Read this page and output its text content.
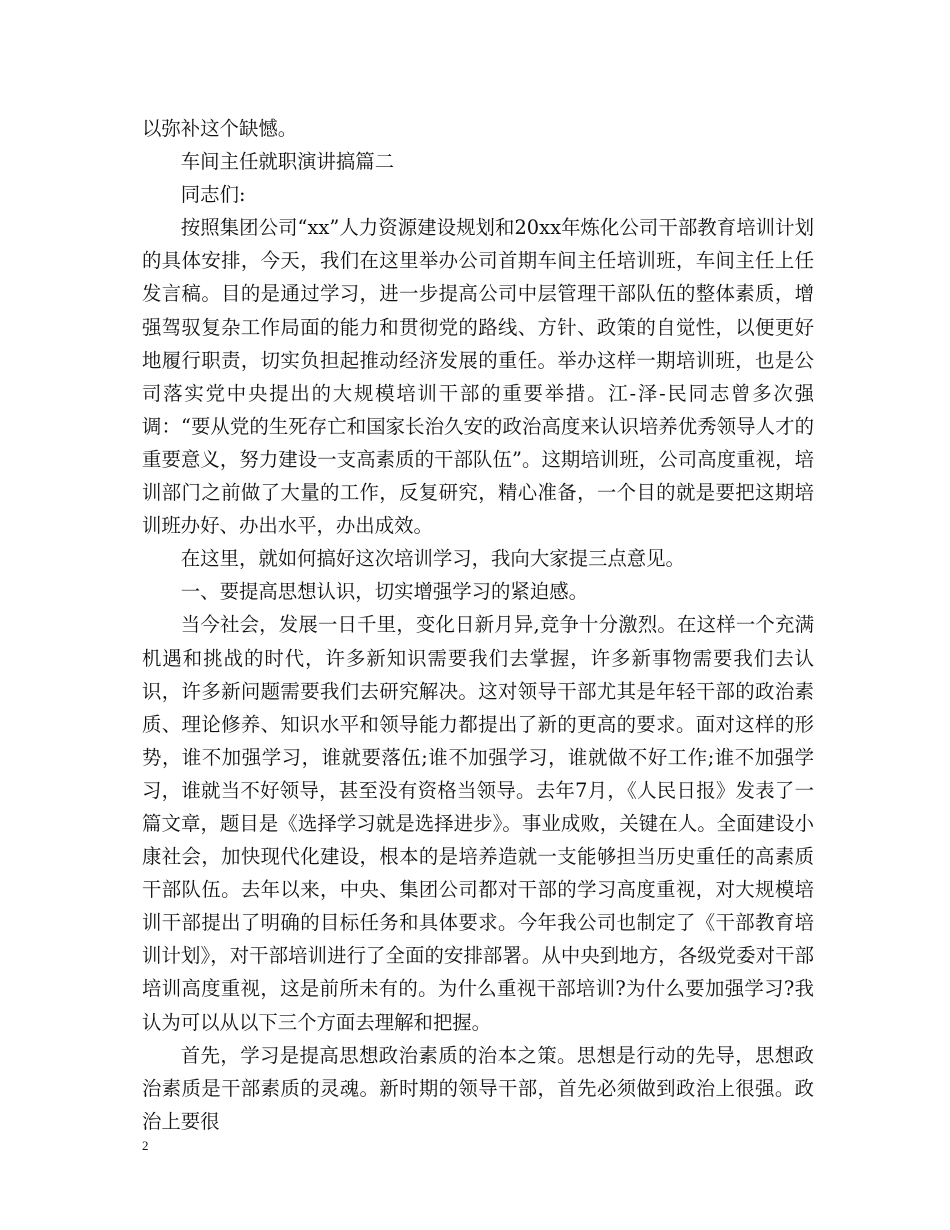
以弥补这个缺憾。

车间主任就职演讲搞篇二

同志们:

按照集团公司“xx”人力资源建设规划和20xx年炼化公司干部教育培训计划的具体安排，今天，我们在这里举办公司首期车间主任培训班，车间主任上任发言稿。目的是通过学习，进一步提高公司中层管理干部队伍的整体素质，增强驾驭复杂工作局面的能力和贯彻党的路线、方针、政策的自觉性，以便更好地履行职责，切实负担起推动经济发展的重任。举办这样一期培训班，也是公司落实党中央提出的大规模培训干部的重要举措。江-泽-民同志曾多次强调：“要从党的生死存亡和国家长治久安的政治高度来认识培养优秀领导人才的重要意义，努力建设一支高素质的干部队伍”。这期培训班，公司高度重视，培训部门之前做了大量的工作，反复研究，精心准备，一个目的就是要把这期培训班办好、办出水平，办出成效。

在这里，就如何搞好这次培训学习，我向大家提三点意见。

一、要提高思想认识，切实增强学习的紧迫感。

当今社会，发展一日千里，变化日新月异,竞争十分激烈。在这样一个充满机遇和挑战的时代，许多新知识需要我们去掌握，许多新事物需要我们去认识，许多新问题需要我们去研究解决。这对领导干部尤其是年轻干部的政治素质、理论修养、知识水平和领导能力都提出了新的更高的要求。面对这样的形势，谁不加强学习，谁就要落伍;谁不加强学习，谁就做不好工作;谁不加强学习，谁就当不好领导，甚至没有资格当领导。去年7月，《人民日报》发表了一篇文章，题目是《选择学习就是选择进步》。事业成败，关键在人。全面建设小康社会，加快现代化建设，根本的是培养造就一支能够担当历史重任的高素质干部队伍。去年以来，中央、集团公司都对干部的学习高度重视，对大规模培训干部提出了明确的目标任务和具体要求。今年我公司也制定了《干部教育培训计划》，对干部培训进行了全面的安排部署。从中央到地方，各级党委对干部培训高度重视，这是前所未有的。为什么重视干部培训?为什么要加强学习?我认为可以从以下三个方面去理解和把握。

首先，学习是提高思想政治素质的治本之策。思想是行动的先导，思想政治素质是干部素质的灵魂。新时期的领导干部，首先必须做到政治上很强。政治上要很

2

------------------------------

-- Your instructions --
Output all the records, word for word, with no pictures in the copy.

-- Complete answer --
Read this page and output its text content.
以弥补这个缺憾。

车间主任就职演讲搞篇二

同志们:

按照集团公司“xx”人力资源建设规划和20xx年炼化公司干部教育培训计划的具体安排，今天，我们在这里举办公司首期车间主任培训班，车间主任上任发言稿。目的是通过学习，进一步提高公司中层管理干部队伍的整体素质，增强驾驭复杂工作局面的能力和贯彻党的路线、方针、政策的自觉性，以便更好地履行职责，切实负担起推动经济发展的重任。举办这样一期培训班，也是公司落实党中央提出的大规模培训干部的重要举措。江-泽-民同志曾多次强调：“要从党的生死存亡和国家长治久安的政治高度来认识培养优秀领导人才的重要意义，努力建设一支高素质的干部队伍”。这期培训班，公司高度重视，培训部门之前做了大量的工作，反复研究，精心准备，一个目的就是要把这期培训班办好、办出水平，办出成效。

在这里，就如何搞好这次培训学习，我向大家提三点意见。

一、要提高思想认识，切实增强学习的紧迫感。

当今社会，发展一日千里，变化日新月异,竞争十分激烈。在这样一个充满机遇和挑战的时代，许多新知识需要我们去掌握，许多新事物需要我们去认识，许多新问题需要我们去研究解决。这对领导干部尤其是年轻干部的政治素质、理论修养、知识水平和领导能力都提出了新的更高的要求。面对这样的形势，谁不加强学习，谁就要落伍;谁不加强学习，谁就做不好工作;谁不加强学习，谁就当不好领导，甚至没有资格当领导。去年7月，《人民日报》发表了一篇文章，题目是《选择学习就是选择进步》。事业成败，关键在人。全面建设小康社会，加快现代化建设，根本的是培养造就一支能够担当历史重任的高素质干部队伍。去年以来，中央、集团公司都对干部的学习高度重视，对大规模培训干部提出了明确的目标任务和具体要求。今年我公司也制定了《干部教育培训计划》，对干部培训进行了全面的安排部署。从中央到地方，各级党委对干部培训高度重视，这是前所未有的。为什么重视干部培训?为什么要加强学习?我认为可以从以下三个方面去理解和把握。

首先，学习是提高思想政治素质的治本之策。思想是行动的先导，思想政治素质是干部素质的灵魂。新时期的领导干部，首先必须做到政治上很强。政治上要很

2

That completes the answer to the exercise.